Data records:
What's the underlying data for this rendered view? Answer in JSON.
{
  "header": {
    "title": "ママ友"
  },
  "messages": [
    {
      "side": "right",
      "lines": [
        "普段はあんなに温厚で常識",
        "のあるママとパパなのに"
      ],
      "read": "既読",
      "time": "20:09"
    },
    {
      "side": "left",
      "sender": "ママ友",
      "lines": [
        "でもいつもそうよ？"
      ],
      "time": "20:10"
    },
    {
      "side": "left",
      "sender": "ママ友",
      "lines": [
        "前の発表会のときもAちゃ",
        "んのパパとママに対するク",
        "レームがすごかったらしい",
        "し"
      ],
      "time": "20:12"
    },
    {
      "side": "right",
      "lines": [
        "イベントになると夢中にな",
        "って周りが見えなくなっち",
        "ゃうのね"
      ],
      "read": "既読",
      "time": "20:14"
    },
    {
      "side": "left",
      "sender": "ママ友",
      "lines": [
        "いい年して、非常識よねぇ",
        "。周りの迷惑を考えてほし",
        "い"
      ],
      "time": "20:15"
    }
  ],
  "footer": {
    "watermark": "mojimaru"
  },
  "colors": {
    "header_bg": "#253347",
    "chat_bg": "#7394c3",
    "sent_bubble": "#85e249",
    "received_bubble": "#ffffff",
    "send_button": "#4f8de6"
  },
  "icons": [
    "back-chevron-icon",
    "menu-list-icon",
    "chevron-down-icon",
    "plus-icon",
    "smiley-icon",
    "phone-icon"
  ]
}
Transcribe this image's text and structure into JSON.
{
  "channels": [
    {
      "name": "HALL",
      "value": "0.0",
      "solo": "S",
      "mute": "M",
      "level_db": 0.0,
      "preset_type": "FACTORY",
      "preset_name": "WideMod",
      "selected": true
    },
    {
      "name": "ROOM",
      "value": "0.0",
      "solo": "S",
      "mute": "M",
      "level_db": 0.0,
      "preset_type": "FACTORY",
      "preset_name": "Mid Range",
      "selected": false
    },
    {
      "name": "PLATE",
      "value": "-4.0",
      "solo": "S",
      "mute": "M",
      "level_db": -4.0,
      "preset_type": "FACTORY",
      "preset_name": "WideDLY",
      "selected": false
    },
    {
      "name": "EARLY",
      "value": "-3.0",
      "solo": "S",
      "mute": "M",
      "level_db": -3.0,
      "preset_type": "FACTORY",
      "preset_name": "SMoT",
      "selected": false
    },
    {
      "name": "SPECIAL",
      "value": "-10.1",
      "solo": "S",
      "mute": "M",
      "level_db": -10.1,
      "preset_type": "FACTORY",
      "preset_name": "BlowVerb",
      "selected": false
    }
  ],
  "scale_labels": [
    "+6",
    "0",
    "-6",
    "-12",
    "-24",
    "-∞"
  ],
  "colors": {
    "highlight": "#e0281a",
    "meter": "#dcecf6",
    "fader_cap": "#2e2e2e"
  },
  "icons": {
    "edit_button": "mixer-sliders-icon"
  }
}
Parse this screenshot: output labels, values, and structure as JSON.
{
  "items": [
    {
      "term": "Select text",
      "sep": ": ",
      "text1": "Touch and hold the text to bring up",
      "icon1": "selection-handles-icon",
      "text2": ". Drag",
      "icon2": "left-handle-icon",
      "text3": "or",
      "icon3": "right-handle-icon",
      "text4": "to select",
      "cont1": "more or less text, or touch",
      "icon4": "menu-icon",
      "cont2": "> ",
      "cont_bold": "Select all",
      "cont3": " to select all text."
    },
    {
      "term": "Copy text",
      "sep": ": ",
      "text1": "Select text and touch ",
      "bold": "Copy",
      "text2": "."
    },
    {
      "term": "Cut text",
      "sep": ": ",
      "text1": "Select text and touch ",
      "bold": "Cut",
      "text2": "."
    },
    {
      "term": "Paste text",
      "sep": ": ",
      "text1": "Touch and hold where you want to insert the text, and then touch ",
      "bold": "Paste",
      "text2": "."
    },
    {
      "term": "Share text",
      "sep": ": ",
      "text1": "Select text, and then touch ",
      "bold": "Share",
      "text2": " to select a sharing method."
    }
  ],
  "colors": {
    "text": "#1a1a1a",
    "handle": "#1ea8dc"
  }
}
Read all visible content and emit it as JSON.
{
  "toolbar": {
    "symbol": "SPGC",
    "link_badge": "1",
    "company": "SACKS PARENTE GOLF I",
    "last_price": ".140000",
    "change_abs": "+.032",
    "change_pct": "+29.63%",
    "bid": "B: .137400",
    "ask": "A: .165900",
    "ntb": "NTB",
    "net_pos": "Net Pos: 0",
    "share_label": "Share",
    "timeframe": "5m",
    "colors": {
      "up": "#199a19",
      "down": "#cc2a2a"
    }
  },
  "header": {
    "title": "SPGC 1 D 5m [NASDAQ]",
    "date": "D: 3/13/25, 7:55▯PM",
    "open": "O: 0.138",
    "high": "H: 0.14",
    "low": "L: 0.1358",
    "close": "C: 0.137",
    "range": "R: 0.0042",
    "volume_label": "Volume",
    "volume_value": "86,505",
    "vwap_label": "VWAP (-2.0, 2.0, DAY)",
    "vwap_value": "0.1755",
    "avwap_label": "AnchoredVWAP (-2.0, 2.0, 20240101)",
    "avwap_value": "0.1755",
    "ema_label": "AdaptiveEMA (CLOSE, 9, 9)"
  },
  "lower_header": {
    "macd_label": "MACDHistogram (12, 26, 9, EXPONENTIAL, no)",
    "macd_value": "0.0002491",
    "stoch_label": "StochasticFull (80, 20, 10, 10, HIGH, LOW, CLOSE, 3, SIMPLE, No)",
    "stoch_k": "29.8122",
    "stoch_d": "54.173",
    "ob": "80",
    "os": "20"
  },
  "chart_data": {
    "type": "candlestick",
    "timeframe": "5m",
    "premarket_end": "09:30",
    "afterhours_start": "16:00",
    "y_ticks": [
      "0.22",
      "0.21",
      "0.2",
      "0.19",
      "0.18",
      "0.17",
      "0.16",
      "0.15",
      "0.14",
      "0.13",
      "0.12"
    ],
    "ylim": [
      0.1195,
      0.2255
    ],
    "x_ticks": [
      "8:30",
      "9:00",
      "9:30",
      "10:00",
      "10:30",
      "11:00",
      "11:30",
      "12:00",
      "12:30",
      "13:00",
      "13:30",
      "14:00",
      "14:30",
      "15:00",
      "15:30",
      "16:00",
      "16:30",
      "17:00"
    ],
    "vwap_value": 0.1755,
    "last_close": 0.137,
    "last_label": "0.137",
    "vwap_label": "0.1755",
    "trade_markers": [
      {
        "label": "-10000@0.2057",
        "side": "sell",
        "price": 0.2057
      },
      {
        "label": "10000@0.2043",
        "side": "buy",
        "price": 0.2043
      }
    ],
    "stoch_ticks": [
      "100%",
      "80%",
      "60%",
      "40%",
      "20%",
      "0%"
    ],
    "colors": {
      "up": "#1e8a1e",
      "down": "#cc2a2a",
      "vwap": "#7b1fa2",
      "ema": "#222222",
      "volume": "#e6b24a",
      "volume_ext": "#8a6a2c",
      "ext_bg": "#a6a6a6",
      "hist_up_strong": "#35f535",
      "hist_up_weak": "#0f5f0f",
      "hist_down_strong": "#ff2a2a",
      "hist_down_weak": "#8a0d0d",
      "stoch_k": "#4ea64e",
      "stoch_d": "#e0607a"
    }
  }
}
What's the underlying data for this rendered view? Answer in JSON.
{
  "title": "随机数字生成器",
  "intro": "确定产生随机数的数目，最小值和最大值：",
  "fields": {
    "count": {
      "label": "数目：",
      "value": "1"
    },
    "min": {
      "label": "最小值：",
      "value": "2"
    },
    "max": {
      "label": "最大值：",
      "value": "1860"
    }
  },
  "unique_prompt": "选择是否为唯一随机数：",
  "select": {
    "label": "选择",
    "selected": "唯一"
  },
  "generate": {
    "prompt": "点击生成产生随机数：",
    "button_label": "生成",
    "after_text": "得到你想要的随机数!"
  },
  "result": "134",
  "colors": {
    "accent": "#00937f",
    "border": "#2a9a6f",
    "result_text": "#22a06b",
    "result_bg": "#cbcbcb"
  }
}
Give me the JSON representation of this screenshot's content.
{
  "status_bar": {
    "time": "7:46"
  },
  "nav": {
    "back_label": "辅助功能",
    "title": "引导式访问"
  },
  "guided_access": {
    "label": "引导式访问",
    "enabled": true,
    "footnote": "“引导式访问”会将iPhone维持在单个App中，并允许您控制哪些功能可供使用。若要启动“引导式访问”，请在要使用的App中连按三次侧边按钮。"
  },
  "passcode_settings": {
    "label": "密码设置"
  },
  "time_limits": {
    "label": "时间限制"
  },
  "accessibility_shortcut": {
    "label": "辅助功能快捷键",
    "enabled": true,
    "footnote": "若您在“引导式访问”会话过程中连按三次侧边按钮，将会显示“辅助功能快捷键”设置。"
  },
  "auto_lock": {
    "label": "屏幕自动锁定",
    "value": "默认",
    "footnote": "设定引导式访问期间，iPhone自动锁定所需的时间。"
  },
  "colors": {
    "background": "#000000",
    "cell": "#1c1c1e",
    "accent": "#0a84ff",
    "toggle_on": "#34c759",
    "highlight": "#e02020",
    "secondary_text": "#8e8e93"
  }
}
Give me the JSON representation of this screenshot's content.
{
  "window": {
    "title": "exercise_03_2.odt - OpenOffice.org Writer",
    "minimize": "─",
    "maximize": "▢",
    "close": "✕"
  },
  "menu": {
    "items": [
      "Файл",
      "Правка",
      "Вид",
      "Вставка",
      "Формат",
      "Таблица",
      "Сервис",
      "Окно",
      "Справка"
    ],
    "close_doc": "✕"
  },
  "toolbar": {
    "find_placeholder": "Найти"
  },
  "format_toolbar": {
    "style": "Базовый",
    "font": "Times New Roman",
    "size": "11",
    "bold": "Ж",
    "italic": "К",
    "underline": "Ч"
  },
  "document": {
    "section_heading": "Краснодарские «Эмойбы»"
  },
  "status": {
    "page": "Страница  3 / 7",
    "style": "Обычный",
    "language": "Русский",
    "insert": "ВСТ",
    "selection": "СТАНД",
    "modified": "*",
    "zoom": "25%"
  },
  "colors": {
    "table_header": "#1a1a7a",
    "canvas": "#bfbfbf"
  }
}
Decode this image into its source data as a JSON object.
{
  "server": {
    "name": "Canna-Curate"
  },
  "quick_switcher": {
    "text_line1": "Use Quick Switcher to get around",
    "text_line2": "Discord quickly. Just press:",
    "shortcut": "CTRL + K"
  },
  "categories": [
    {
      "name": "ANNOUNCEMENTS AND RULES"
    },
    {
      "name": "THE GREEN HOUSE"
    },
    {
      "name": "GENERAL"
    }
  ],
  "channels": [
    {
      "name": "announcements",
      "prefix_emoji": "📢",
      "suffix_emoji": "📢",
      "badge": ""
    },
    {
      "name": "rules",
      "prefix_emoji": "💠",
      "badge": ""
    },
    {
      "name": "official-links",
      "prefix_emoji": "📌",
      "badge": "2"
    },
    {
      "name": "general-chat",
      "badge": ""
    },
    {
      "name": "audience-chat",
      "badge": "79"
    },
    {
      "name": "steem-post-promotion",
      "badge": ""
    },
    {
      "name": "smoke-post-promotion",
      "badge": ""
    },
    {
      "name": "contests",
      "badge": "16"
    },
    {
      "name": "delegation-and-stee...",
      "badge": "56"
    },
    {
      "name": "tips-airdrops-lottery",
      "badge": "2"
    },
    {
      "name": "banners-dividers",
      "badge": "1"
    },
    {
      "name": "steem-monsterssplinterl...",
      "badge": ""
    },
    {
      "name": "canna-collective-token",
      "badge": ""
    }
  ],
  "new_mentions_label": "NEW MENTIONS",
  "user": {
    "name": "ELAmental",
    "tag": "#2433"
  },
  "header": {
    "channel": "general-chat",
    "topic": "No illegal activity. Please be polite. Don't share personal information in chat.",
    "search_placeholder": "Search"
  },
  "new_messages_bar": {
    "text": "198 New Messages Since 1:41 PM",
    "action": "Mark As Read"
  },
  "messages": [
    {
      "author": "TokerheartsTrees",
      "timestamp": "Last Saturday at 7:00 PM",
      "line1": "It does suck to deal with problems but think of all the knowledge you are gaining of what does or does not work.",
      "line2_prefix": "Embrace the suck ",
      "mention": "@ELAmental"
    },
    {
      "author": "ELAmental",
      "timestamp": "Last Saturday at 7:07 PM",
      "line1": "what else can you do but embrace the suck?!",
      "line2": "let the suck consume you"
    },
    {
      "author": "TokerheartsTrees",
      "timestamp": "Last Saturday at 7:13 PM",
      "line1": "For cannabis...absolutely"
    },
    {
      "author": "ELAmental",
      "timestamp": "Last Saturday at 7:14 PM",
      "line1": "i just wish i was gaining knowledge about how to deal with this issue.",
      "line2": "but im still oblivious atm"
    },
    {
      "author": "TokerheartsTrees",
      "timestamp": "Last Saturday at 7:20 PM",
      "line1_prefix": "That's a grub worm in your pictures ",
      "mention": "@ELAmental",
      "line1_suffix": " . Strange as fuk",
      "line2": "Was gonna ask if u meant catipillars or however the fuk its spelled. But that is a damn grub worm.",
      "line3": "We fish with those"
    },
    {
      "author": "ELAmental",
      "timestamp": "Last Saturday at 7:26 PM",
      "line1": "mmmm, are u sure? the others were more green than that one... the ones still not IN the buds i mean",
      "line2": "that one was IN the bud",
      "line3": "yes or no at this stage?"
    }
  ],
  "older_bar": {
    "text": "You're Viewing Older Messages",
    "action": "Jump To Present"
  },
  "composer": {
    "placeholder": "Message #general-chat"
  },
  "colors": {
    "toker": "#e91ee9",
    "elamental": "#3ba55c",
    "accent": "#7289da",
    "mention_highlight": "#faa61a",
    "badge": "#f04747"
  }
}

What you have to do ▸ Copy every line in the entries above that has the string "JSON" in it.

Written reply ▸
What's the underlying data for this rendered view? Answer in JSON.
Transcribe this image's text and structure into JSON.
Parse this screenshot: output labels, values, and structure as JSON.
Read all visible content and emit it as JSON.
What's the underlying data for this rendered view? Answer in JSON.
Give me the JSON representation of this screenshot's content.
Give me the JSON representation of this screenshot's content.
Decode this image into its source data as a JSON object.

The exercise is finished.